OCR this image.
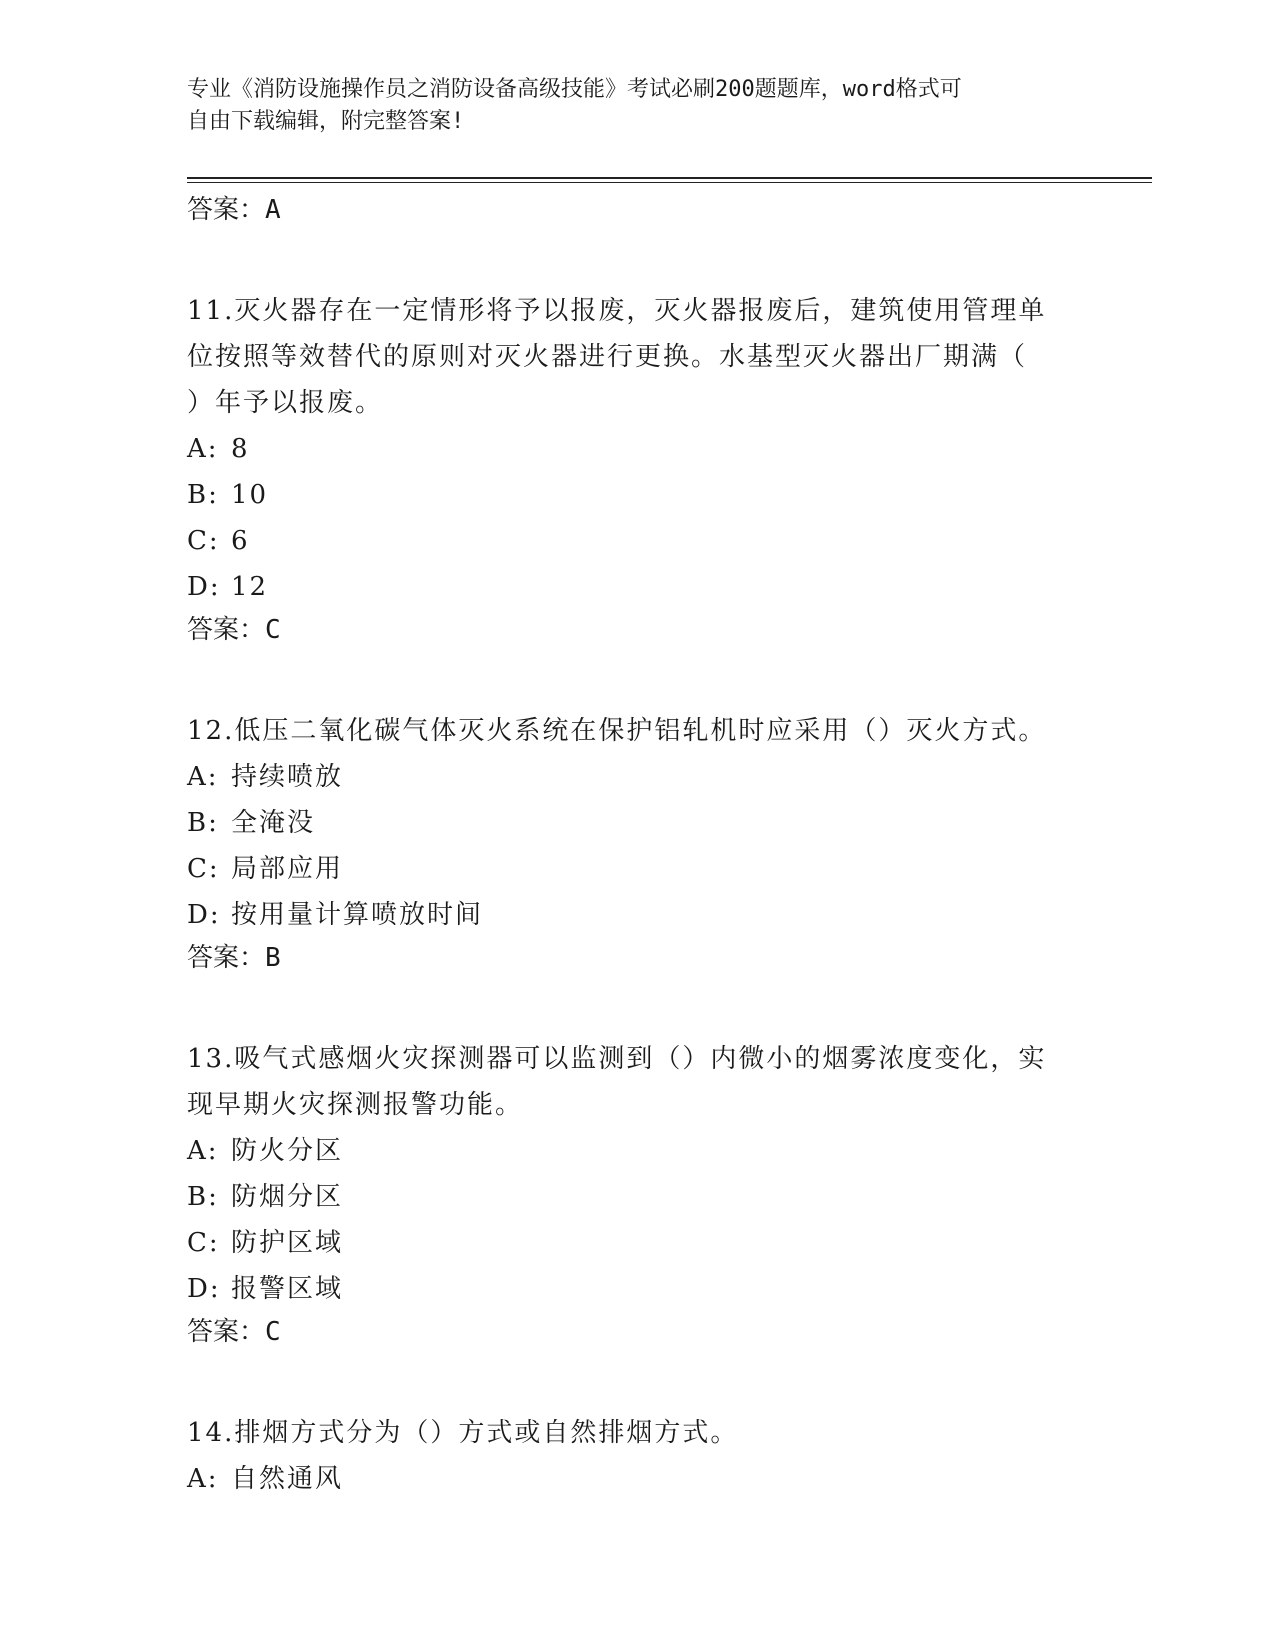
专业《消防设施操作员之消防设备高级技能》考试必刷200题题库，word格式可
自由下载编辑，附完整答案!
答案：A
11.灭火器存在一定情形将予以报废，灭火器报废后，建筑使用管理单
位按照等效替代的原则对灭火器进行更换。水基型灭火器出厂期满（
）年予以报废。
A: 8
B: 10
C: 6
D: 12
答案：C
12.低压二氧化碳气体灭火系统在保护铝轧机时应采用（）灭火方式。
A: 持续喷放
B: 全淹没
C: 局部应用
D: 按用量计算喷放时间
答案：B
13.吸气式感烟火灾探测器可以监测到（）内微小的烟雾浓度变化，实
现早期火灾探测报警功能。
A: 防火分区
B: 防烟分区
C: 防护区域
D: 报警区域
答案：C
14.排烟方式分为（）方式或自然排烟方式。
A: 自然通风
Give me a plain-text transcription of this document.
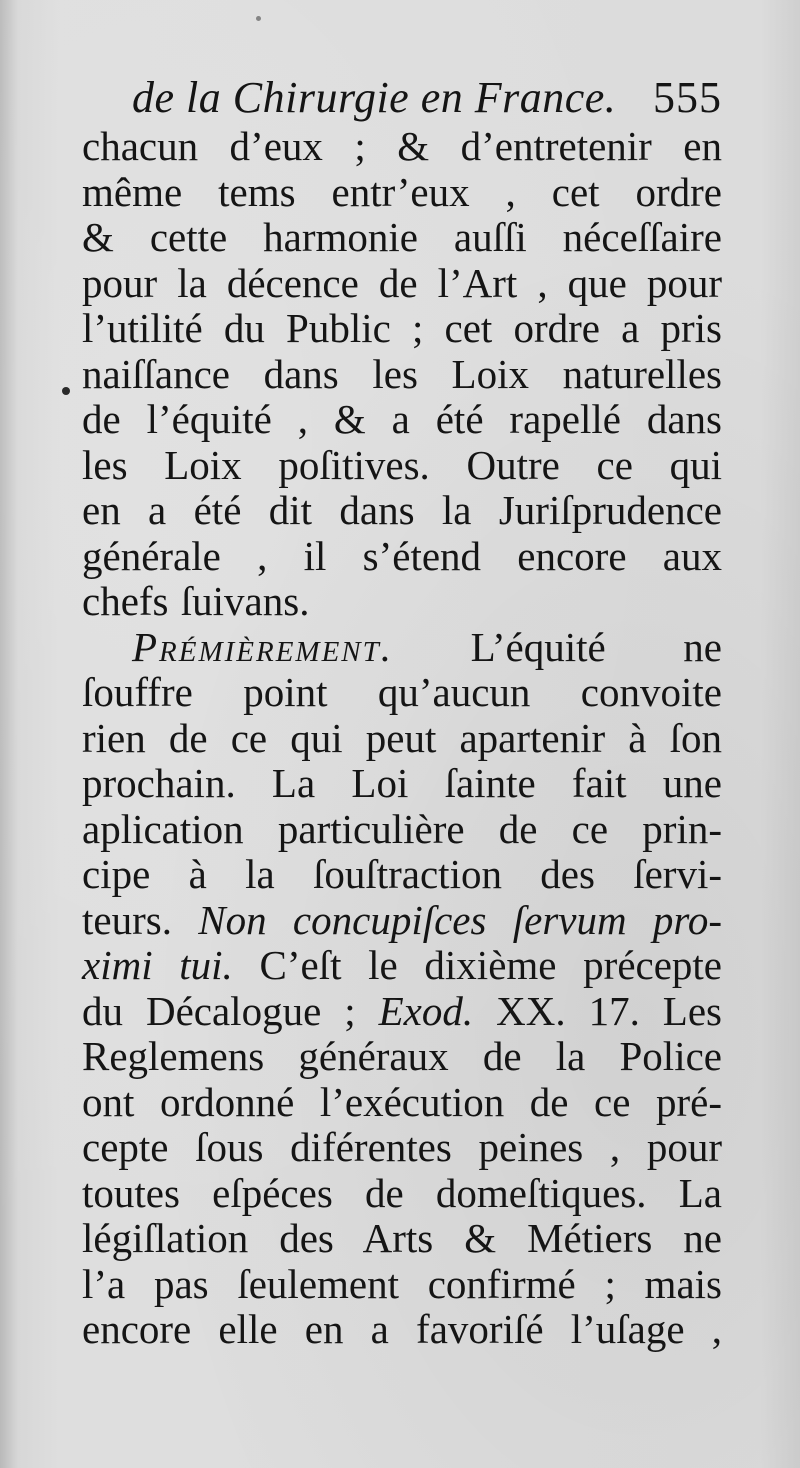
de la Chirurgie en France. 555
chacun d’eux ; & d’entretenir en
même tems entr’eux , cet ordre
& cette harmonie auſſi néceſſaire
pour la décence de l’Art , que pour
l’utilité du Public ; cet ordre a pris
naiſſance dans les Loix naturelles
de l’équité , & a été rapellé dans
les Loix poſitives. Outre ce qui
en a été dit dans la Juriſprudence
générale , il s’étend encore aux
chefs ſuivans.
Prémièrement. L’équité ne
ſouffre point qu’aucun convoite
rien de ce qui peut apartenir à ſon
prochain. La Loi ſainte fait une
aplication particulière de ce prin-
cipe à la ſouſtraction des ſervi-
teurs. Non concupiſces ſervum pro-
ximi tui. C’eſt le dixième précepte
du Décalogue ; Exod. XX. 17. Les
Reglemens généraux de la Police
ont ordonné l’exécution de ce pré-
cepte ſous diférentes peines , pour
toutes eſpéces de domeſtiques. La
légiſlation des Arts & Métiers ne
l’a pas ſeulement confirmé ; mais
encore elle en a favoriſé l’uſage ,
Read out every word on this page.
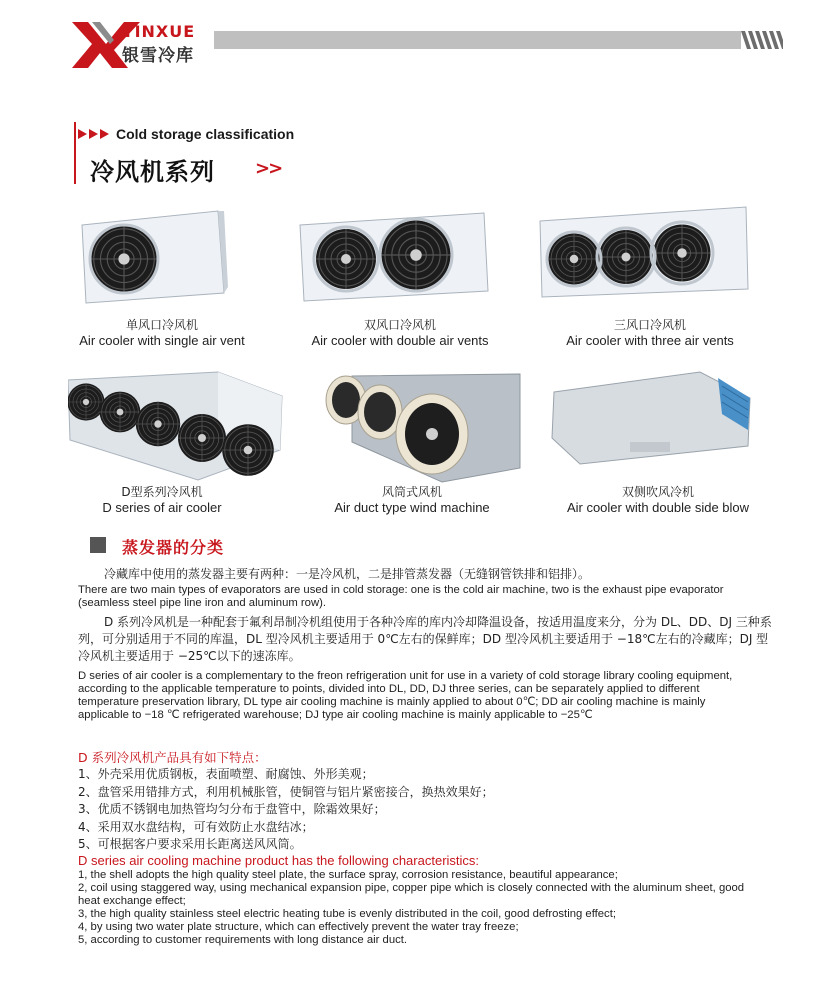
YINXUE
银雪冷库
Cold storage classification
冷风机系列 >>
单风口冷风机
Air cooler with single air vent
双风口冷风机
Air cooler with double air vents
三风口冷风机
Air cooler with three air vents
D型系列冷风机
D series of air cooler
风筒式风机
Air duct type wind machine
双侧吹风冷机
Air cooler with double side blow
蒸发器的分类
冷藏库中使用的蒸发器主要有两种：一是冷风机，二是排管蒸发器（无缝钢管铁排和铝排）。
There are two main types of evaporators are used in cold storage: one is the cold air machine, two is the exhaust pipe evaporator (seamless steel pipe line iron and aluminum row).
D 系列冷风机是一种配套于氟利昂制冷机组使用于各种冷库的库内冷却降温设备，按适用温度来分，分为 DL、DD、DJ 三种系列，可分别适用于不同的库温，DL 型冷风机主要适用于 0℃左右的保鲜库；DD 型冷风机主要适用于 −18℃左右的冷藏库；DJ 型冷风机主要适用于 −25℃以下的速冻库。
D series of air cooler is a complementary to the freon refrigeration unit for use in a variety of cold storage library cooling equipment, according to the applicable temperature to points, divided into DL, DD, DJ three series, can be separately applied to different temperature preservation library, DL type air cooling machine is mainly applied to about 0℃; DD air cooling machine is mainly applicable to −18 ℃ refrigerated warehouse; DJ type air cooling machine is mainly applicable to −25℃
D 系列冷风机产品具有如下特点：
1、外壳采用优质钢板，表面喷塑、耐腐蚀、外形美观；
2、盘管采用错排方式，利用机械胀管，使铜管与铝片紧密接合，换热效果好；
3、优质不锈钢电加热管均匀分布于盘管中，除霜效果好；
4、采用双水盘结构，可有效防止水盘结冰；
5、可根据客户要求采用长距离送风风筒。
D series air cooling machine product has the following characteristics:
1, the shell adopts the high quality steel plate, the surface spray, corrosion resistance, beautiful appearance;
2, coil using staggered way, using mechanical expansion pipe, copper pipe which is closely connected with the aluminum sheet, good heat exchange effect;
3, the high quality stainless steel electric heating tube is evenly distributed in the coil, good defrosting effect;
4, by using two water plate structure, which can effectively prevent the water tray freeze;
5, according to customer requirements with long distance air duct.
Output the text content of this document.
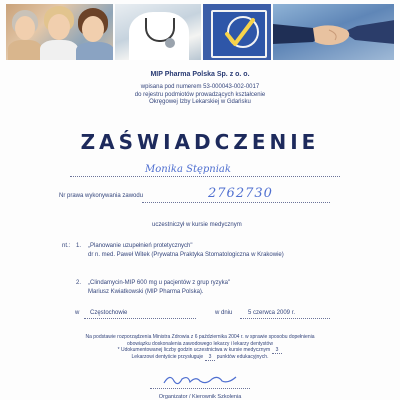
MIP Pharma Polska Sp. z o. o.
wpisana pod numerem 53-000043-002-0017
do rejestru podmiotów prowadzących kształcenie
Okręgowej Izby Lekarskiej w Gdańsku
ZAŚWIADCZENIE
Monika Stępniak
Nr prawa wykonywania zawodu	2762730
uczestniczył w kursie medycznym
nt.: 1. „Planowanie uzupełnień protetycznych"
dr n. med. Paweł Witek (Prywatna Praktyka Stomatologiczna w Krakowie)
2. „Clindamycin-MIP 600 mg u pacjentów z grup ryzyka"
Mariusz Kwiatkowski (MIP Pharma Polska).
w Częstochowie	w dniu	5 czerwca 2009 r.
Na podstawie rozporządzenia Ministra Zdrowia z 6 października 2004 r. w sprawie sposobu dopełnienia
obowiązku doskonalenia zawodowego lekarzy i lekarzy dentystów
* Udokumentowanej liczby godzin uczestnictwa w kursie medycznym 3
Lekarzowi dentyście przysługuje 3 punktów edukacyjnych.
Organizator / Kierownik Szkolenia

• • • • •

[TASK STATEMENT] The answer is the number of lines in the preceding material that hold "high"; write that number and nothing else.

[IN RESPONSE] 2